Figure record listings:
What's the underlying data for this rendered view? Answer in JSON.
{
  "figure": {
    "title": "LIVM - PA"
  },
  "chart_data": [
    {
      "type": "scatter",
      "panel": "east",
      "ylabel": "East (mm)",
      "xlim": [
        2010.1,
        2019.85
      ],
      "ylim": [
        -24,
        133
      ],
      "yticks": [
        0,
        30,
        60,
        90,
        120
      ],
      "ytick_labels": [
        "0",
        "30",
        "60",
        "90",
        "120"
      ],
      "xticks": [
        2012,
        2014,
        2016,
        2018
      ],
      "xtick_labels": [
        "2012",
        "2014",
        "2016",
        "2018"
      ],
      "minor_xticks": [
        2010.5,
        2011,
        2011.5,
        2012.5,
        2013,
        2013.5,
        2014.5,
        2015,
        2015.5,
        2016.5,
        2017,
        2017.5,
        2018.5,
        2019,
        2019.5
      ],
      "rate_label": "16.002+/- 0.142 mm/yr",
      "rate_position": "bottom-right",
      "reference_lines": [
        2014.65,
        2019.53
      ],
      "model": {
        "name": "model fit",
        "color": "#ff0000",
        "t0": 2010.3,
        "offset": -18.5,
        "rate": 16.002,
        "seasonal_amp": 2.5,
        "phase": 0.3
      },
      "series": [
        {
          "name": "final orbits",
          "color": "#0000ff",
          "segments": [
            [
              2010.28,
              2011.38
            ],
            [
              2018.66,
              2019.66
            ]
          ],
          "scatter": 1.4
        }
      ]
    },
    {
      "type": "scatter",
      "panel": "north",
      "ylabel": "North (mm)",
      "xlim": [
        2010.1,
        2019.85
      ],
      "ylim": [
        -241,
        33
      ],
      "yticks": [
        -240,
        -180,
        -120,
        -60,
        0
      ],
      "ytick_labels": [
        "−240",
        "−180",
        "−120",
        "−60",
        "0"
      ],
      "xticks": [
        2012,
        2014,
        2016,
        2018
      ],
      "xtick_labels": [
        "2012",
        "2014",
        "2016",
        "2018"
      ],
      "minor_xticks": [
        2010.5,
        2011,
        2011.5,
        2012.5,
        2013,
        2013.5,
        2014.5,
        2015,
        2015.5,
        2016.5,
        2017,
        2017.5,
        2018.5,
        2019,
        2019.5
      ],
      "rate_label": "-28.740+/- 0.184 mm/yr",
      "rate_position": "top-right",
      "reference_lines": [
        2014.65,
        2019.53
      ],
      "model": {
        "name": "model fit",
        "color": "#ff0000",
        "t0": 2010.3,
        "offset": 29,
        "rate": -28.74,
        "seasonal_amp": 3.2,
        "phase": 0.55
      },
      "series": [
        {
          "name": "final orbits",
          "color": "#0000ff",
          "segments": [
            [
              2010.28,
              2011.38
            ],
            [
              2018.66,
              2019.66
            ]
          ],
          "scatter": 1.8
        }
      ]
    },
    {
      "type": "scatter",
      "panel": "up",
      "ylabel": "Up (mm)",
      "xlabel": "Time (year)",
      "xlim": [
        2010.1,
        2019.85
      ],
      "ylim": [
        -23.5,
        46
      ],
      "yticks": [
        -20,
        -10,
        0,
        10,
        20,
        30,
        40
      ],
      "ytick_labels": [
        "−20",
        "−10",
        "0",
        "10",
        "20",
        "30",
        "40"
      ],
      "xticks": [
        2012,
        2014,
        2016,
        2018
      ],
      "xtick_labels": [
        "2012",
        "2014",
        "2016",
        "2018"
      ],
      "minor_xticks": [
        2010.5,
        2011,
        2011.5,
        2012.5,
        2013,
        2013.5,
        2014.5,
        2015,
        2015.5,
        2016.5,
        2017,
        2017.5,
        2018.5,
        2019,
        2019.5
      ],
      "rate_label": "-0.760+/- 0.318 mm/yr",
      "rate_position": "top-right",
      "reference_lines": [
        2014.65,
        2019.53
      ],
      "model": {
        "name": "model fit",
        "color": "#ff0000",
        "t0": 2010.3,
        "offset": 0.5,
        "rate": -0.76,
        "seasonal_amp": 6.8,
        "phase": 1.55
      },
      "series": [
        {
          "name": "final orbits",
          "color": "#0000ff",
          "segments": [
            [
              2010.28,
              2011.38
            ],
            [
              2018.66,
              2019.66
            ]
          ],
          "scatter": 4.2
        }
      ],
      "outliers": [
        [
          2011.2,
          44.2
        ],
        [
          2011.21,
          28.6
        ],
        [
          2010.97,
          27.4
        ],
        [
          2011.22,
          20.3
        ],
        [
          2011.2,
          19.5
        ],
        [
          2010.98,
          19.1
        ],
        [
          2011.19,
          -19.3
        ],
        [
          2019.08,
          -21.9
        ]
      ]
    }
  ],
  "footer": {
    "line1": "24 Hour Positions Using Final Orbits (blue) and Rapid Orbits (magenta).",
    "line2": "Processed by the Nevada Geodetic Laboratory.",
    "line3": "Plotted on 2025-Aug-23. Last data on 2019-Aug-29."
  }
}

Exercise:
Restate the listing above word for word.

The output:
What's the underlying data for this rendered view? Answer in JSON.
{
  "figure": {
    "title": "LIVM - PA"
  },
  "chart_data": [
    {
      "type": "scatter",
      "panel": "east",
      "ylabel": "East (mm)",
      "xlim": [
        2010.1,
        2019.85
      ],
      "ylim": [
        -24,
        133
      ],
      "yticks": [
        0,
        30,
        60,
        90,
        120
      ],
      "ytick_labels": [
        "0",
        "30",
        "60",
        "90",
        "120"
      ],
      "xticks": [
        2012,
        2014,
        2016,
        2018
      ],
      "xtick_labels": [
        "2012",
        "2014",
        "2016",
        "2018"
      ],
      "minor_xticks": [
        2010.5,
        2011,
        2011.5,
        2012.5,
        2013,
        2013.5,
        2014.5,
        2015,
        2015.5,
        2016.5,
        2017,
        2017.5,
        2018.5,
        2019,
        2019.5
      ],
      "rate_label": "16.002+/- 0.142 mm/yr",
      "rate_position": "bottom-right",
      "reference_lines": [
        2014.65,
        2019.53
      ],
      "model": {
        "name": "model fit",
        "color": "#ff0000",
        "t0": 2010.3,
        "offset": -18.5,
        "rate": 16.002,
        "seasonal_amp": 2.5,
        "phase": 0.3
      },
      "series": [
        {
          "name": "final orbits",
          "color": "#0000ff",
          "segments": [
            [
              2010.28,
              2011.38
            ],
            [
              2018.66,
              2019.66
            ]
          ],
          "scatter": 1.4
        }
      ]
    },
    {
      "type": "scatter",
      "panel": "north",
      "ylabel": "North (mm)",
      "xlim": [
        2010.1,
        2019.85
      ],
      "ylim": [
        -241,
        33
      ],
      "yticks": [
        -240,
        -180,
        -120,
        -60,
        0
      ],
      "ytick_labels": [
        "−240",
        "−180",
        "−120",
        "−60",
        "0"
      ],
      "xticks": [
        2012,
        2014,
        2016,
        2018
      ],
      "xtick_labels": [
        "2012",
        "2014",
        "2016",
        "2018"
      ],
      "minor_xticks": [
        2010.5,
        2011,
        2011.5,
        2012.5,
        2013,
        2013.5,
        2014.5,
        2015,
        2015.5,
        2016.5,
        2017,
        2017.5,
        2018.5,
        2019,
        2019.5
      ],
      "rate_label": "-28.740+/- 0.184 mm/yr",
      "rate_position": "top-right",
      "reference_lines": [
        2014.65,
        2019.53
      ],
      "model": {
        "name": "model fit",
        "color": "#ff0000",
        "t0": 2010.3,
        "offset": 29,
        "rate": -28.74,
        "seasonal_amp": 3.2,
        "phase": 0.55
      },
      "series": [
        {
          "name": "final orbits",
          "color": "#0000ff",
          "segments": [
            [
              2010.28,
              2011.38
            ],
            [
              2018.66,
              2019.66
            ]
          ],
          "scatter": 1.8
        }
      ]
    },
    {
      "type": "scatter",
      "panel": "up",
      "ylabel": "Up (mm)",
      "xlabel": "Time (year)",
      "xlim": [
        2010.1,
        2019.85
      ],
      "ylim": [
        -23.5,
        46
      ],
      "yticks": [
        -20,
        -10,
        0,
        10,
        20,
        30,
        40
      ],
      "ytick_labels": [
        "−20",
        "−10",
        "0",
        "10",
        "20",
        "30",
        "40"
      ],
      "xticks": [
        2012,
        2014,
        2016,
        2018
      ],
      "xtick_labels": [
        "2012",
        "2014",
        "2016",
        "2018"
      ],
      "minor_xticks": [
        2010.5,
        2011,
        2011.5,
        2012.5,
        2013,
        2013.5,
        2014.5,
        2015,
        2015.5,
        2016.5,
        2017,
        2017.5,
        2018.5,
        2019,
        2019.5
      ],
      "rate_label": "-0.760+/- 0.318 mm/yr",
      "rate_position": "top-right",
      "reference_lines": [
        2014.65,
        2019.53
      ],
      "model": {
        "name": "model fit",
        "color": "#ff0000",
        "t0": 2010.3,
        "offset": 0.5,
        "rate": -0.76,
        "seasonal_amp": 6.8,
        "phase": 1.55
      },
      "series": [
        {
          "name": "final orbits",
          "color": "#0000ff",
          "segments": [
            [
              2010.28,
              2011.38
            ],
            [
              2018.66,
              2019.66
            ]
          ],
          "scatter": 4.2
        }
      ],
      "outliers": [
        [
          2011.2,
          44.2
        ],
        [
          2011.21,
          28.6
        ],
        [
          2010.97,
          27.4
        ],
        [
          2011.22,
          20.3
        ],
        [
          2011.2,
          19.5
        ],
        [
          2010.98,
          19.1
        ],
        [
          2011.19,
          -19.3
        ],
        [
          2019.08,
          -21.9
        ]
      ]
    }
  ],
  "footer": {
    "line1": "24 Hour Positions Using Final Orbits (blue) and Rapid Orbits (magenta).",
    "line2": "Processed by the Nevada Geodetic Laboratory.",
    "line3": "Plotted on 2025-Aug-23. Last data on 2019-Aug-29."
  }
}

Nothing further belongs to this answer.